───── LISTING ─────
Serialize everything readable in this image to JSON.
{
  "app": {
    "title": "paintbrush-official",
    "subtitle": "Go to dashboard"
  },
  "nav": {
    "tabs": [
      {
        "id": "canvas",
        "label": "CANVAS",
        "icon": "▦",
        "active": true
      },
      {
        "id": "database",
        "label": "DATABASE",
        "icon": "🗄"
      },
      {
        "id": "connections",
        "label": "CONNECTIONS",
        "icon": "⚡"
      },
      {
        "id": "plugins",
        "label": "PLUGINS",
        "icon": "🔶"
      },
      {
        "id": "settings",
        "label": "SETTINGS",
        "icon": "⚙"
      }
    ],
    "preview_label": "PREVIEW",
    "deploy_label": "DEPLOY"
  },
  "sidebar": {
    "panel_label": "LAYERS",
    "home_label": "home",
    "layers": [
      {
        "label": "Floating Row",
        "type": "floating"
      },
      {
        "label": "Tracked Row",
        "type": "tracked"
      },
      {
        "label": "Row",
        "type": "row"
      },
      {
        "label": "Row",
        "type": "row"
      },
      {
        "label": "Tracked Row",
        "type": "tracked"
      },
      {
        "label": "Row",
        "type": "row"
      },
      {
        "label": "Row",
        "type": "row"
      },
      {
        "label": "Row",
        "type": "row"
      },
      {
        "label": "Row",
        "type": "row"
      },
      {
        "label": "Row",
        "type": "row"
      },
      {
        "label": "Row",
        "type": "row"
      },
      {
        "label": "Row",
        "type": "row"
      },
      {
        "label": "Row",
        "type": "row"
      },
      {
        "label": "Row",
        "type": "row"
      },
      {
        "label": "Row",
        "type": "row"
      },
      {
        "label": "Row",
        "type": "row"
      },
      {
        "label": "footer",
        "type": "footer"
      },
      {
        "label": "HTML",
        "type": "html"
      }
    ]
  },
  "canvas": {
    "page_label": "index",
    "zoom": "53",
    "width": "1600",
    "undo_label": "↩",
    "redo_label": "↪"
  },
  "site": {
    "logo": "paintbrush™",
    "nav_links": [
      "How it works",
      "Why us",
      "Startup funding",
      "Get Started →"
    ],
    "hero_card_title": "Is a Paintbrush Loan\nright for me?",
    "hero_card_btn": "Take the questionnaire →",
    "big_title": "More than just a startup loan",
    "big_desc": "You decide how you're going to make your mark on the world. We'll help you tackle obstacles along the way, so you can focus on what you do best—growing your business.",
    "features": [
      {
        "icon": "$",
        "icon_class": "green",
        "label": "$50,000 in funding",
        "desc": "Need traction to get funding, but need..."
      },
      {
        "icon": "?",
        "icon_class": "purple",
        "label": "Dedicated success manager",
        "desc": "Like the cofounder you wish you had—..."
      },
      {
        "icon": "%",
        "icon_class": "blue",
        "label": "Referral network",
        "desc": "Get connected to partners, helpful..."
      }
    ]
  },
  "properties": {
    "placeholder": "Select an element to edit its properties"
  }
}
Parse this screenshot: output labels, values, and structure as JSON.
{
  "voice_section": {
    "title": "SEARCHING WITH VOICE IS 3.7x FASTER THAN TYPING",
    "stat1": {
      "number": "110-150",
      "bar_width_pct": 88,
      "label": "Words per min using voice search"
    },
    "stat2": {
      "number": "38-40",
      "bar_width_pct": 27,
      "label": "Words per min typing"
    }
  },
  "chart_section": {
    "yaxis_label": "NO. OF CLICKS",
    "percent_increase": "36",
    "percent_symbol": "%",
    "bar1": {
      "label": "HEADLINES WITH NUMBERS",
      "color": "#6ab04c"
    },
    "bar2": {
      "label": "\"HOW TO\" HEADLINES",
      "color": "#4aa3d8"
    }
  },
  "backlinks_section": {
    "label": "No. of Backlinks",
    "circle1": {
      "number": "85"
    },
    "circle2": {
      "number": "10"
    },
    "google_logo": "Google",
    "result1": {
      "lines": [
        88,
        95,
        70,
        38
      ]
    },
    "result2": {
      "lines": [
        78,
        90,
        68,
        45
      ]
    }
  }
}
─────
## EXERCISE:
Print the whole listing again, exactly.

## OUTPUT BELOW:
Serialize everything readable in this image to JSON.
{
  "app": {
    "title": "paintbrush-official",
    "subtitle": "Go to dashboard"
  },
  "nav": {
    "tabs": [
      {
        "id": "canvas",
        "label": "CANVAS",
        "icon": "▦",
        "active": true
      },
      {
        "id": "database",
        "label": "DATABASE",
        "icon": "🗄"
      },
      {
        "id": "connections",
        "label": "CONNECTIONS",
        "icon": "⚡"
      },
      {
        "id": "plugins",
        "label": "PLUGINS",
        "icon": "🔶"
      },
      {
        "id": "settings",
        "label": "SETTINGS",
        "icon": "⚙"
      }
    ],
    "preview_label": "PREVIEW",
    "deploy_label": "DEPLOY"
  },
  "sidebar": {
    "panel_label": "LAYERS",
    "home_label": "home",
    "layers": [
      {
        "label": "Floating Row",
        "type": "floating"
      },
      {
        "label": "Tracked Row",
        "type": "tracked"
      },
      {
        "label": "Row",
        "type": "row"
      },
      {
        "label": "Row",
        "type": "row"
      },
      {
        "label": "Tracked Row",
        "type": "tracked"
      },
      {
        "label": "Row",
        "type": "row"
      },
      {
        "label": "Row",
        "type": "row"
      },
      {
        "label": "Row",
        "type": "row"
      },
      {
        "label": "Row",
        "type": "row"
      },
      {
        "label": "Row",
        "type": "row"
      },
      {
        "label": "Row",
        "type": "row"
      },
      {
        "label": "Row",
        "type": "row"
      },
      {
        "label": "Row",
        "type": "row"
      },
      {
        "label": "Row",
        "type": "row"
      },
      {
        "label": "Row",
        "type": "row"
      },
      {
        "label": "Row",
        "type": "row"
      },
      {
        "label": "footer",
        "type": "footer"
      },
      {
        "label": "HTML",
        "type": "html"
      }
    ]
  },
  "canvas": {
    "page_label": "index",
    "zoom": "53",
    "width": "1600",
    "undo_label": "↩",
    "redo_label": "↪"
  },
  "site": {
    "logo": "paintbrush™",
    "nav_links": [
      "How it works",
      "Why us",
      "Startup funding",
      "Get Started →"
    ],
    "hero_card_title": "Is a Paintbrush Loan\nright for me?",
    "hero_card_btn": "Take the questionnaire →",
    "big_title": "More than just a startup loan",
    "big_desc": "You decide how you're going to make your mark on the world. We'll help you tackle obstacles along the way, so you can focus on what you do best—growing your business.",
    "features": [
      {
        "icon": "$",
        "icon_class": "green",
        "label": "$50,000 in funding",
        "desc": "Need traction to get funding, but need..."
      },
      {
        "icon": "?",
        "icon_class": "purple",
        "label": "Dedicated success manager",
        "desc": "Like the cofounder you wish you had—..."
      },
      {
        "icon": "%",
        "icon_class": "blue",
        "label": "Referral network",
        "desc": "Get connected to partners, helpful..."
      }
    ]
  },
  "properties": {
    "placeholder": "Select an element to edit its properties"
  }
}
Parse this screenshot: output labels, values, and structure as JSON.
{
  "voice_section": {
    "title": "SEARCHING WITH VOICE IS 3.7x FASTER THAN TYPING",
    "stat1": {
      "number": "110-150",
      "bar_width_pct": 88,
      "label": "Words per min using voice search"
    },
    "stat2": {
      "number": "38-40",
      "bar_width_pct": 27,
      "label": "Words per min typing"
    }
  },
  "chart_section": {
    "yaxis_label": "NO. OF CLICKS",
    "percent_increase": "36",
    "percent_symbol": "%",
    "bar1": {
      "label": "HEADLINES WITH NUMBERS",
      "color": "#6ab04c"
    },
    "bar2": {
      "label": "\"HOW TO\" HEADLINES",
      "color": "#4aa3d8"
    }
  },
  "backlinks_section": {
    "label": "No. of Backlinks",
    "circle1": {
      "number": "85"
    },
    "circle2": {
      "number": "10"
    },
    "google_logo": "Google",
    "result1": {
      "lines": [
        88,
        95,
        70,
        38
      ]
    },
    "result2": {
      "lines": [
        78,
        90,
        68,
        45
      ]
    }
  }
}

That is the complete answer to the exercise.